_Direction:_
Search the data for the word "Contact". Reproduce every line where it is found.

_Records provided:_
--- START ---

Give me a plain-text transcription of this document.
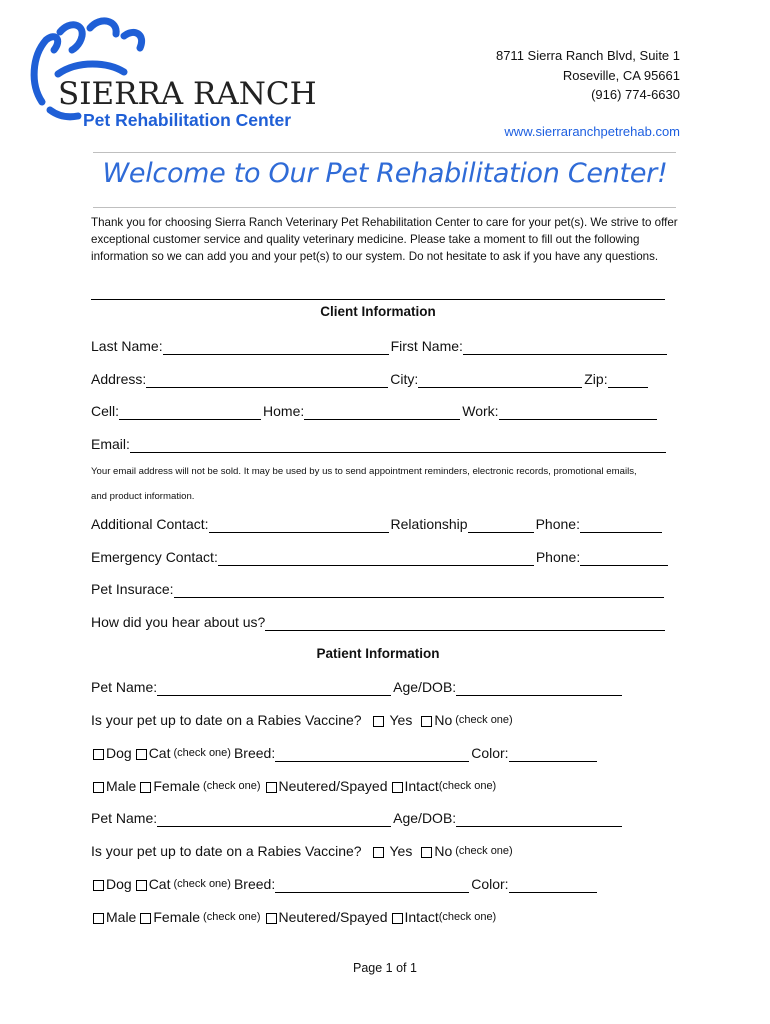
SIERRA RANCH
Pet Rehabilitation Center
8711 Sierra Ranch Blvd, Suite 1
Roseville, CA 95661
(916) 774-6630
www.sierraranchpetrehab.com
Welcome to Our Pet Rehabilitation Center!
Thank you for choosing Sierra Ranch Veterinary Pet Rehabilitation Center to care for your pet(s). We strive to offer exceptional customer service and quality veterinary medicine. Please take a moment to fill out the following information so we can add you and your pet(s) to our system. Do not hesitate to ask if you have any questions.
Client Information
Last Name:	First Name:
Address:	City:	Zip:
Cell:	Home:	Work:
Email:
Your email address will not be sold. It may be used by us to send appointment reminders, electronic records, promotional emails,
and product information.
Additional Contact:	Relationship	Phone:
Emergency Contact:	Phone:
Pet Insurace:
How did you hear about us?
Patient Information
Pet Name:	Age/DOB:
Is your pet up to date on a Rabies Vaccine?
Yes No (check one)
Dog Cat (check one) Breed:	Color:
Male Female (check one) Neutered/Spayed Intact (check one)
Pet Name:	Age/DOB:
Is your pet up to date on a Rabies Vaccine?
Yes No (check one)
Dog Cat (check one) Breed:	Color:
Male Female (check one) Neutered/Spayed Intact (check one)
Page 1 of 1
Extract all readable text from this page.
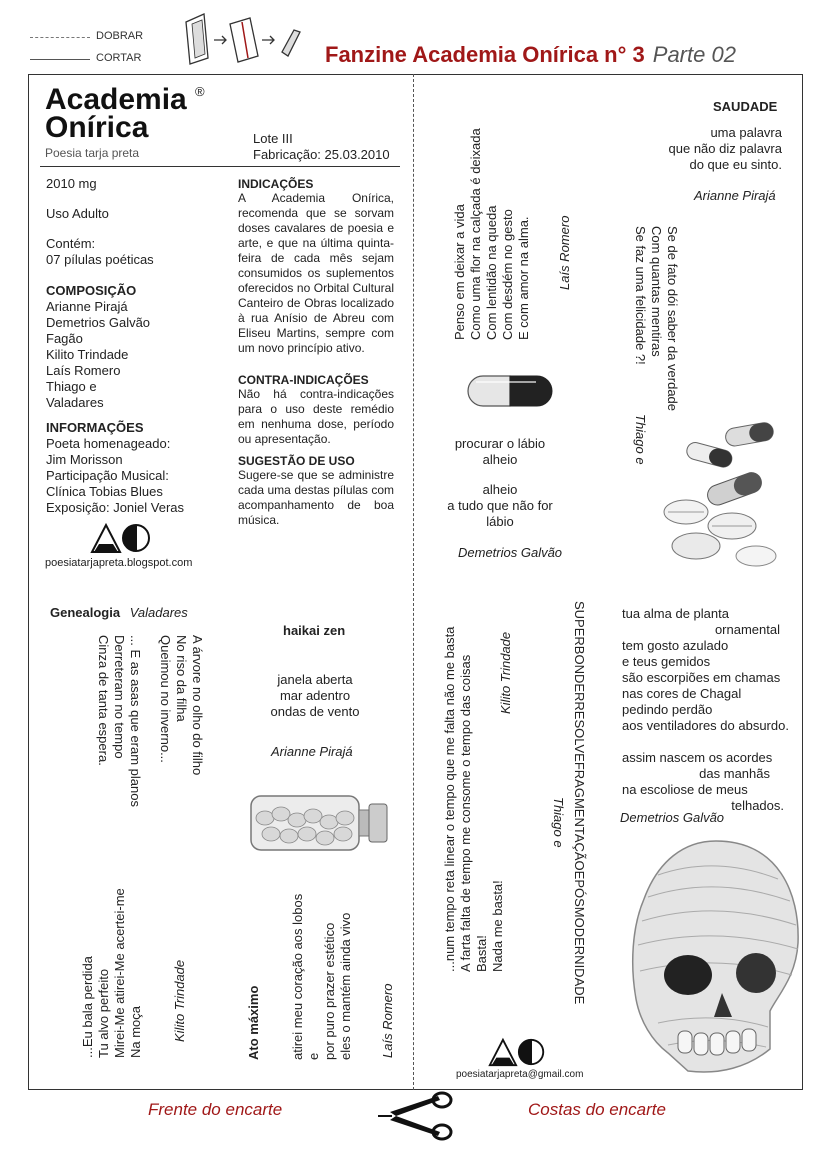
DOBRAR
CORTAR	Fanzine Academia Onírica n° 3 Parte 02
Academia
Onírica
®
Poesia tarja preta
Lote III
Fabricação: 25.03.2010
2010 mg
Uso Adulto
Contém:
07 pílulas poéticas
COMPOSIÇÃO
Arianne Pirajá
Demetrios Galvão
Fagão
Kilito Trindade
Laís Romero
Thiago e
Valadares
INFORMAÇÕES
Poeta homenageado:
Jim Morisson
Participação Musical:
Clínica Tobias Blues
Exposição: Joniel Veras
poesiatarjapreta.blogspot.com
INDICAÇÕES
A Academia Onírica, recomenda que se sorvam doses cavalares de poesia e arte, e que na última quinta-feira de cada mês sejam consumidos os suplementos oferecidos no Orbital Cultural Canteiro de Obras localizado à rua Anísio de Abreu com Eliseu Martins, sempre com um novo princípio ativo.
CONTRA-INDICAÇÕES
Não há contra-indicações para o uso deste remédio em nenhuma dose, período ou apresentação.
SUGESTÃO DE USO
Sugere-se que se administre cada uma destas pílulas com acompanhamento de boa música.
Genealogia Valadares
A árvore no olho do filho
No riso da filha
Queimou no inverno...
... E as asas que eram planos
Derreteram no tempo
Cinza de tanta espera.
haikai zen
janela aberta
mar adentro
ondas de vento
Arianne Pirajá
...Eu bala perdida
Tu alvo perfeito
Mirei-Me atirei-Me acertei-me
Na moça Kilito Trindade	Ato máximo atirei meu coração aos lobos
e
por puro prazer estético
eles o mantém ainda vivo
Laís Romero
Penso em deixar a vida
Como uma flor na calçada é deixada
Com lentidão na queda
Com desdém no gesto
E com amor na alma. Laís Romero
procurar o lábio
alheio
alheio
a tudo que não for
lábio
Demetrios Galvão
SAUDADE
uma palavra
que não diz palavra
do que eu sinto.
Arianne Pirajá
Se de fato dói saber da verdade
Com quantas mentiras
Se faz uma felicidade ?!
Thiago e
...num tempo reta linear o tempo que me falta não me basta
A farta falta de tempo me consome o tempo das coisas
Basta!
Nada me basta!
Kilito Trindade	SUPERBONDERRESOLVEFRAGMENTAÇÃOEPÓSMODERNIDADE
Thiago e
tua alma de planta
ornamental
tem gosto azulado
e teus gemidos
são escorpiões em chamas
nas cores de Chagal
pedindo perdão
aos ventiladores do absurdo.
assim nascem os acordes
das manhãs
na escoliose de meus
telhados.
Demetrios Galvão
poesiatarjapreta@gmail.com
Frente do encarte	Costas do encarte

--- END ---
--- START ---

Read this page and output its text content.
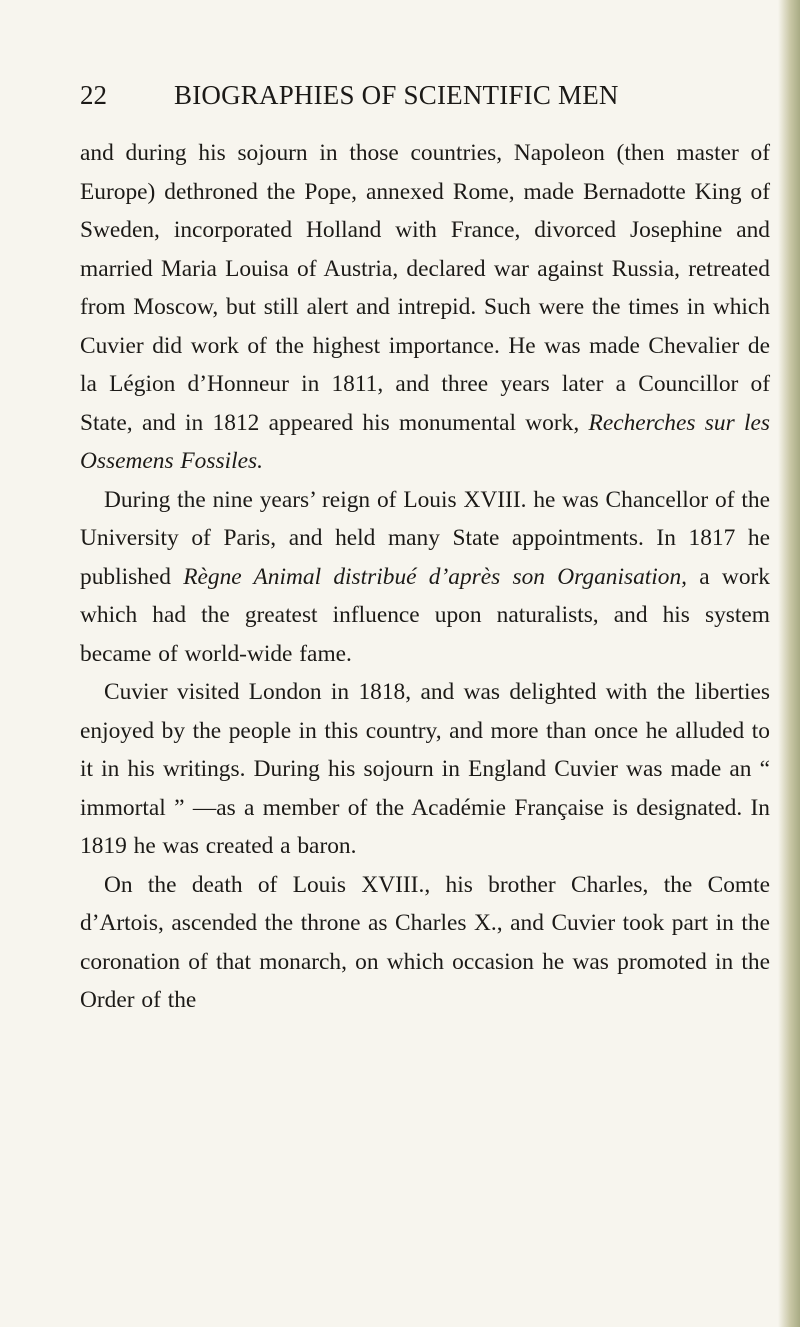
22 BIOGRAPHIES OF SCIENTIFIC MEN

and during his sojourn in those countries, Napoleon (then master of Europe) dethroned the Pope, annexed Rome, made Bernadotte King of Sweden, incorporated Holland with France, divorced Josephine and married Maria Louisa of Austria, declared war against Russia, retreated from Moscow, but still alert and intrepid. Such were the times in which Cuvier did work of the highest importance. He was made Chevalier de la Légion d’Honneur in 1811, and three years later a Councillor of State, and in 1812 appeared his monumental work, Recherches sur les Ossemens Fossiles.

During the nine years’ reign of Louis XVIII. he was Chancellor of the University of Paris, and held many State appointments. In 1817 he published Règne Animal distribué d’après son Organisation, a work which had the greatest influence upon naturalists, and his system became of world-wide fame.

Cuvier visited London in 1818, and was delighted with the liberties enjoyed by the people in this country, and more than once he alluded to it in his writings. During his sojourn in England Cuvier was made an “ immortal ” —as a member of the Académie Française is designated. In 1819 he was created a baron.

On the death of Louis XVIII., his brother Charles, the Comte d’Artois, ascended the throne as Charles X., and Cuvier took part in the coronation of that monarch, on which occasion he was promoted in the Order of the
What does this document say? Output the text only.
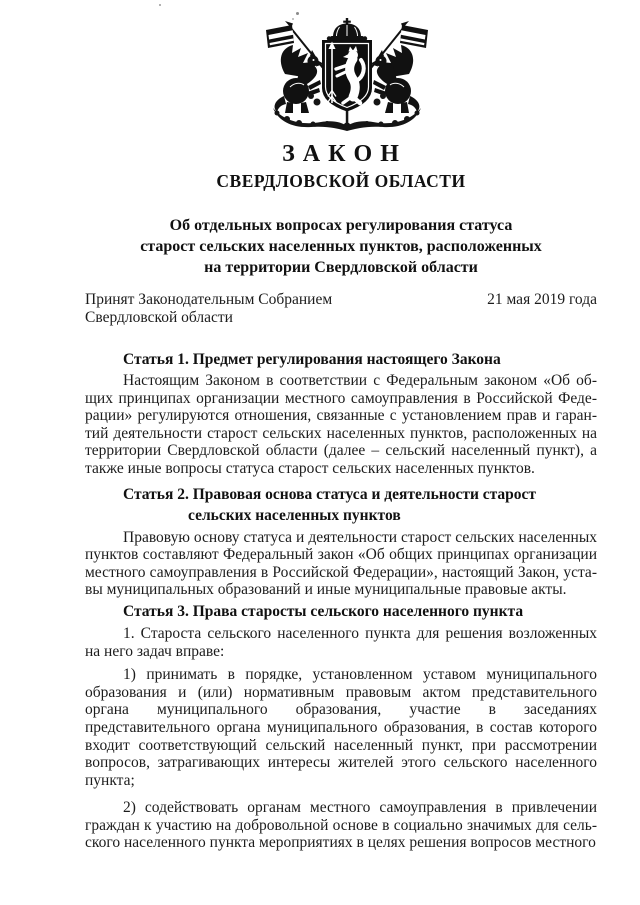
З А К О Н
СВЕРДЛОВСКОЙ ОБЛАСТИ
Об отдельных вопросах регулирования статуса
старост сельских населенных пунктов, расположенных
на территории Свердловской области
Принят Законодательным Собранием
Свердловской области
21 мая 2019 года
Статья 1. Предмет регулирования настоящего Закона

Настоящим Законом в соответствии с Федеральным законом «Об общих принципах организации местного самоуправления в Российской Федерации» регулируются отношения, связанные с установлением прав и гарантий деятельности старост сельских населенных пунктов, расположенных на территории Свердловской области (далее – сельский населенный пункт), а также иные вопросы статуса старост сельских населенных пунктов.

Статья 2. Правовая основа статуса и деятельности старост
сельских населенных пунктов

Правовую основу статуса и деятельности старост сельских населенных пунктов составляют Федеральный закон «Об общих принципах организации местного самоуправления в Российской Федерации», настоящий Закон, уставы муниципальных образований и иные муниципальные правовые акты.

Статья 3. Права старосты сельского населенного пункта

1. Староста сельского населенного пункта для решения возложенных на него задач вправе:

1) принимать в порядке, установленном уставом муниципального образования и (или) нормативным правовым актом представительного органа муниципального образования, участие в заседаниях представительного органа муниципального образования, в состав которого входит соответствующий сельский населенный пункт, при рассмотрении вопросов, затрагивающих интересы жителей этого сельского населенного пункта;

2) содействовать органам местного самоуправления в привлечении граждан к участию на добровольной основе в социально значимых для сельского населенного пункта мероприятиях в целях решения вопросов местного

--- END ---

_Solved problem:_
Additional Contact:	Relationship	Phone:
Emergency Contact:	Phone:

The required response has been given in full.